### Task details
Rewrite the records starting at the line that contains "Annotate this image: name" and ending at the line that contains "UI element localization: list", swapping "bbox" for "bounding box" and changing nothing else. Omit the pictures.

### Input data
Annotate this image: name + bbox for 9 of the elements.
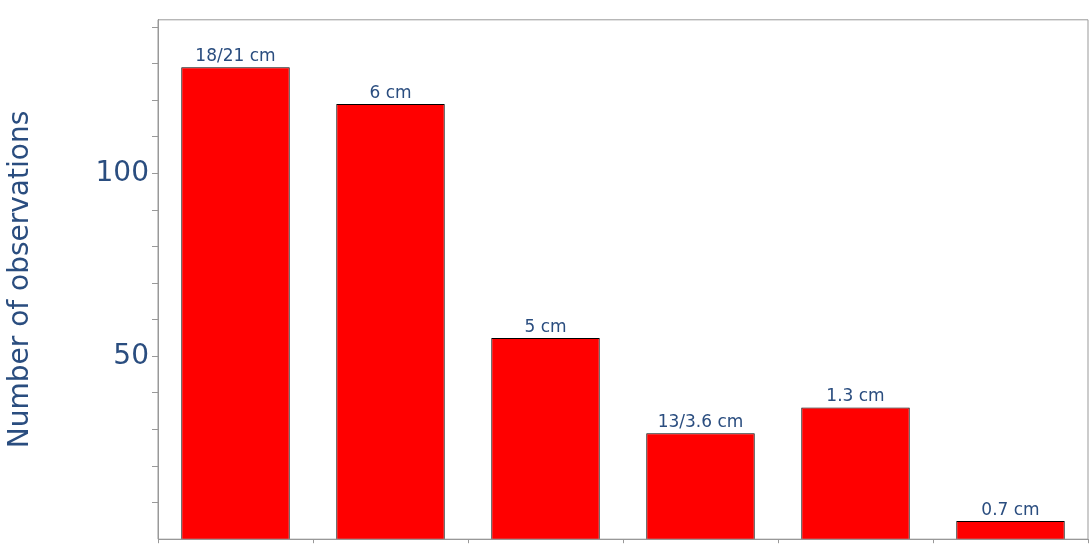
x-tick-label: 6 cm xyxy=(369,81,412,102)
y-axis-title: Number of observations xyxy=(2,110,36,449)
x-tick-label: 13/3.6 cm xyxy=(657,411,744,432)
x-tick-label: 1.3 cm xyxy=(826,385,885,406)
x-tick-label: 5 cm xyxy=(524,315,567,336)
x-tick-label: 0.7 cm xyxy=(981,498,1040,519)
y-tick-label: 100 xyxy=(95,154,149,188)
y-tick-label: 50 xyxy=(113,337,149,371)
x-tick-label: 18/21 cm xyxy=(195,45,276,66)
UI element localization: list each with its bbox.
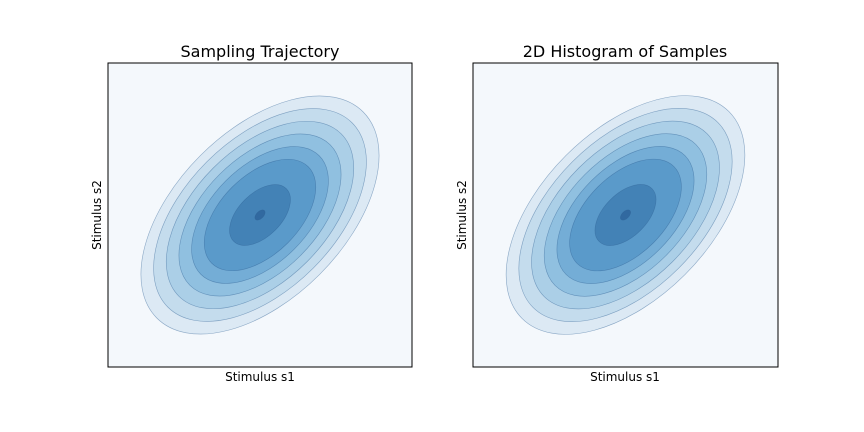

...

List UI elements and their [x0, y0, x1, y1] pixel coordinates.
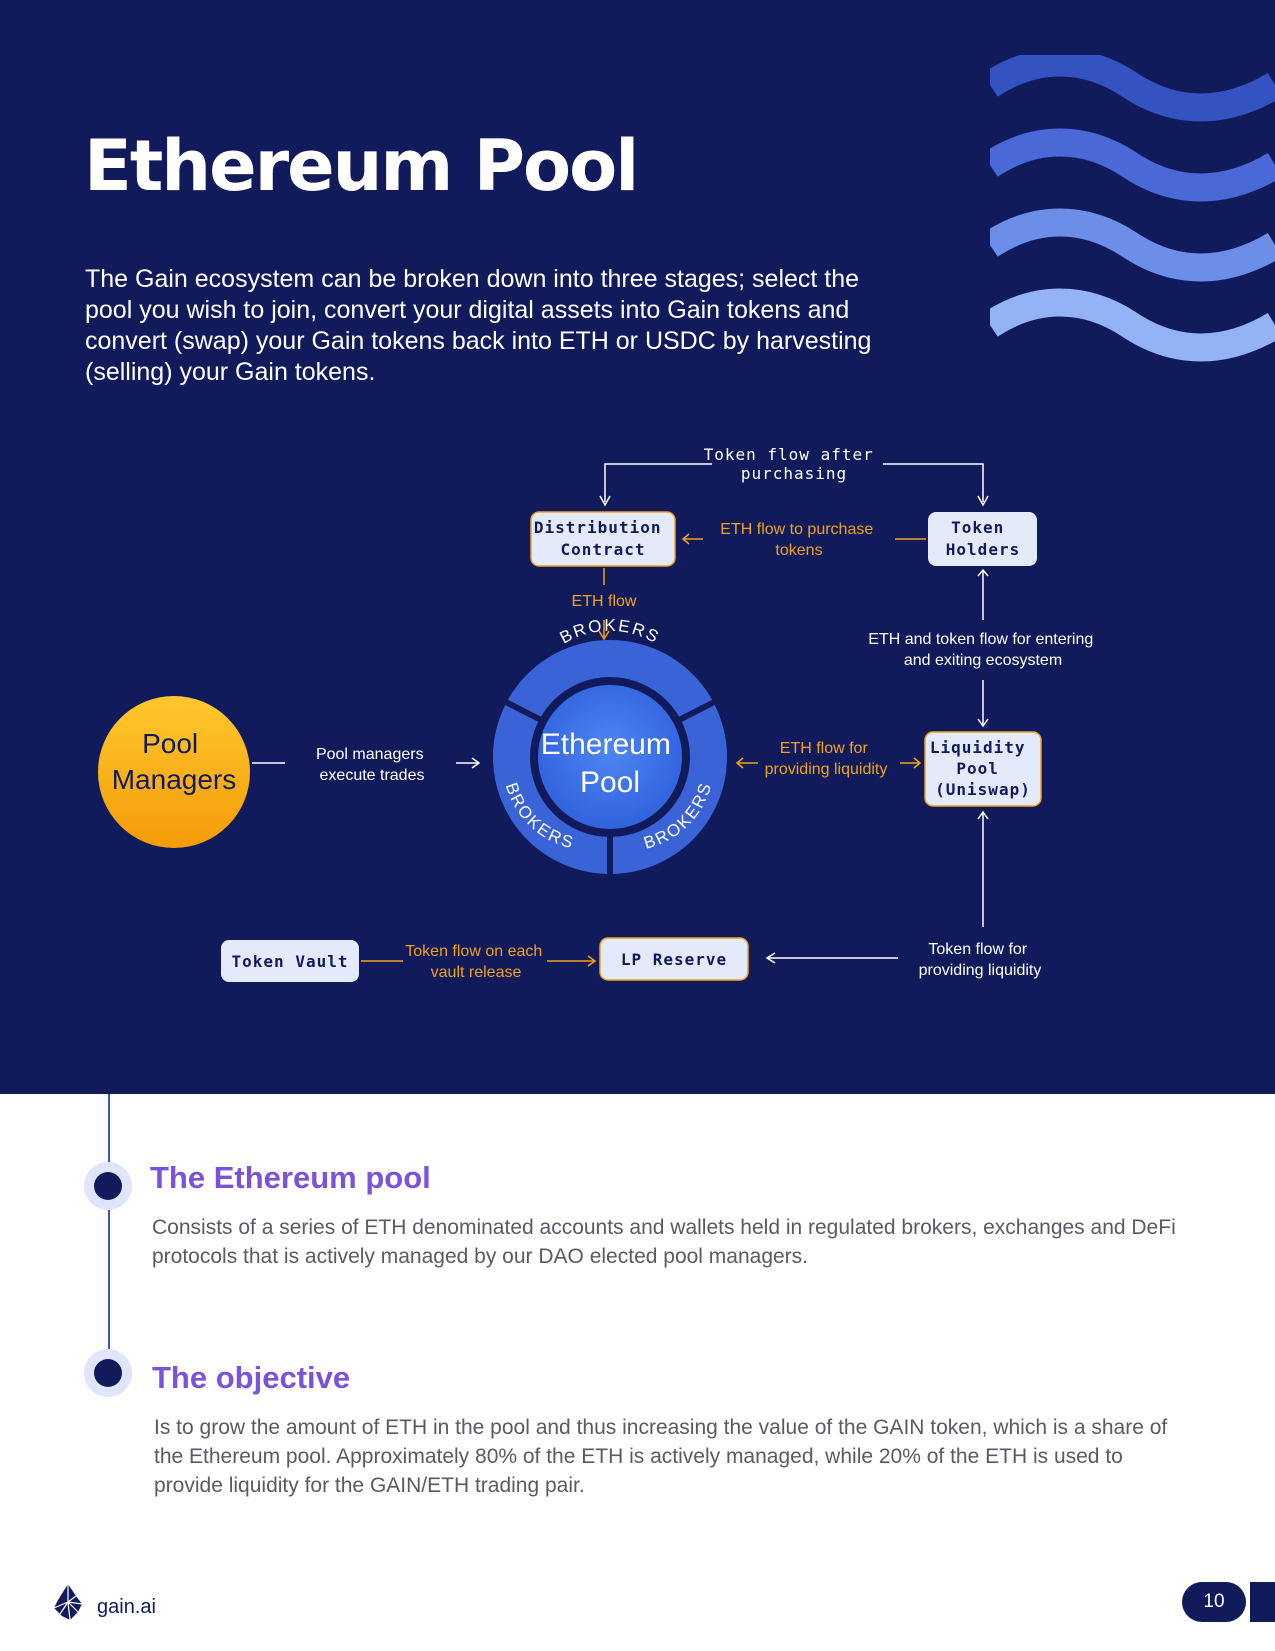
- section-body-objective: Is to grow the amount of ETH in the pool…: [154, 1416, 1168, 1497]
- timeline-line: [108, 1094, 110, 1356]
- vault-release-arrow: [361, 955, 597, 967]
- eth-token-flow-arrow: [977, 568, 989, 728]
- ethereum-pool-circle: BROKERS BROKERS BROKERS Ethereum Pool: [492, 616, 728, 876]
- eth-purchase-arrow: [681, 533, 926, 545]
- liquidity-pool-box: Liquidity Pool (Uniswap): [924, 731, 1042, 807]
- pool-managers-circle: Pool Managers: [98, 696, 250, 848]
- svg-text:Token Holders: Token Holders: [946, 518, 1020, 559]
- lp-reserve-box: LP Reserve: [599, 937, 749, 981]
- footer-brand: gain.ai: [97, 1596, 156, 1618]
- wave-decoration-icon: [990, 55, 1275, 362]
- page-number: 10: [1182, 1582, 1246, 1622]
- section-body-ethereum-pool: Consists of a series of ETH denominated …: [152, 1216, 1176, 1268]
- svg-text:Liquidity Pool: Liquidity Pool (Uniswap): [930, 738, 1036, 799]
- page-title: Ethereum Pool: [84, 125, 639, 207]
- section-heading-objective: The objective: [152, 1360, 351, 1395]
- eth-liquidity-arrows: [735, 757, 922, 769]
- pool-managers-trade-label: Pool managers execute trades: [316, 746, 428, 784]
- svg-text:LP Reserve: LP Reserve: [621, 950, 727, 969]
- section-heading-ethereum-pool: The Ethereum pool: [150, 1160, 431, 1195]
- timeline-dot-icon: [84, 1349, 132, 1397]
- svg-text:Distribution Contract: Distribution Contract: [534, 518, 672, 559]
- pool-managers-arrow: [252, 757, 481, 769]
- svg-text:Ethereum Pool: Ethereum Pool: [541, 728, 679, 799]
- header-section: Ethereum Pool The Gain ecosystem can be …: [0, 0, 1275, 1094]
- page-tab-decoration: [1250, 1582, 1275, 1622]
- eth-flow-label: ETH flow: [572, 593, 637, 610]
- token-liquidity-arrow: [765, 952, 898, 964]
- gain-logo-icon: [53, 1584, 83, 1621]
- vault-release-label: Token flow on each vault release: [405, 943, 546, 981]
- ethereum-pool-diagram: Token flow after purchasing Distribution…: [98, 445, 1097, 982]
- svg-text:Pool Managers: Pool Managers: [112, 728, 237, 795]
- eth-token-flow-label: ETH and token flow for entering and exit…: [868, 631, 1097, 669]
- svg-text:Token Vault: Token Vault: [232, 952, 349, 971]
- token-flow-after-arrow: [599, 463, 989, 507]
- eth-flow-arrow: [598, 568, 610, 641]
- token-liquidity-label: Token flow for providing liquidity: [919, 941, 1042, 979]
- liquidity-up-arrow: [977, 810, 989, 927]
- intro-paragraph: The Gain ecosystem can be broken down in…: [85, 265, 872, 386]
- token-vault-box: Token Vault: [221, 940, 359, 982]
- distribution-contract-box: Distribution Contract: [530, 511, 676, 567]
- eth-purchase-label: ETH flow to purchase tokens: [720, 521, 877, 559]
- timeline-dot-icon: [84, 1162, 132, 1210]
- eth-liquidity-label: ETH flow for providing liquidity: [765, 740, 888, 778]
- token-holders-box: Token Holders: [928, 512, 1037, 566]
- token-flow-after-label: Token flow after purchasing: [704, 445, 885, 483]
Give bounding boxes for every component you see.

==

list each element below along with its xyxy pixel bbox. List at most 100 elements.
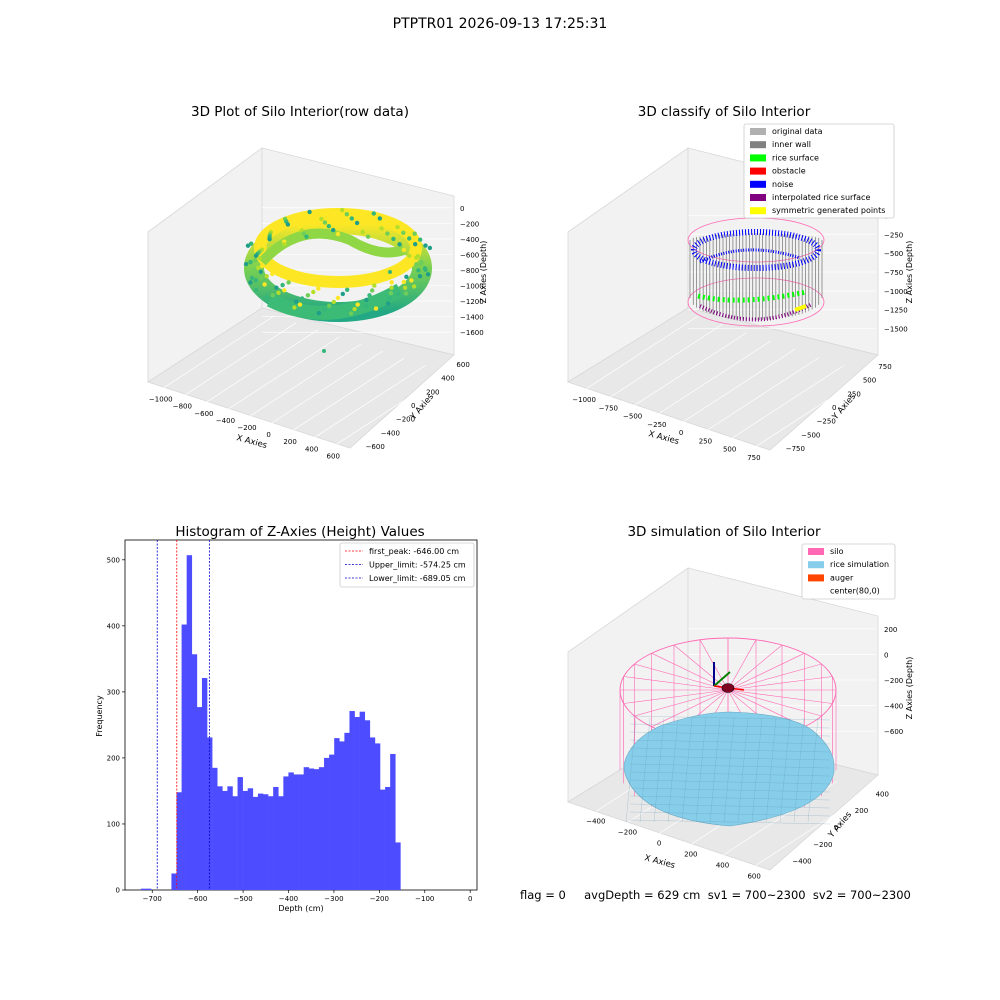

### Solution
Annotate this image: name + bounding box for 9 of the elements.
x-tick-label: 6 cm xyxy=(369,81,412,102)
y-axis-title: Number of observations xyxy=(2,110,36,449)
x-tick-label: 13/3.6 cm xyxy=(657,411,744,432)
x-tick-label: 1.3 cm xyxy=(826,385,885,406)
x-tick-label: 5 cm xyxy=(524,315,567,336)
x-tick-label: 0.7 cm xyxy=(981,498,1040,519)
y-tick-label: 100 xyxy=(95,154,149,188)
y-tick-label: 50 xyxy=(113,337,149,371)
x-tick-label: 18/21 cm xyxy=(195,45,276,66)
UI element localization: list each with its bounding box.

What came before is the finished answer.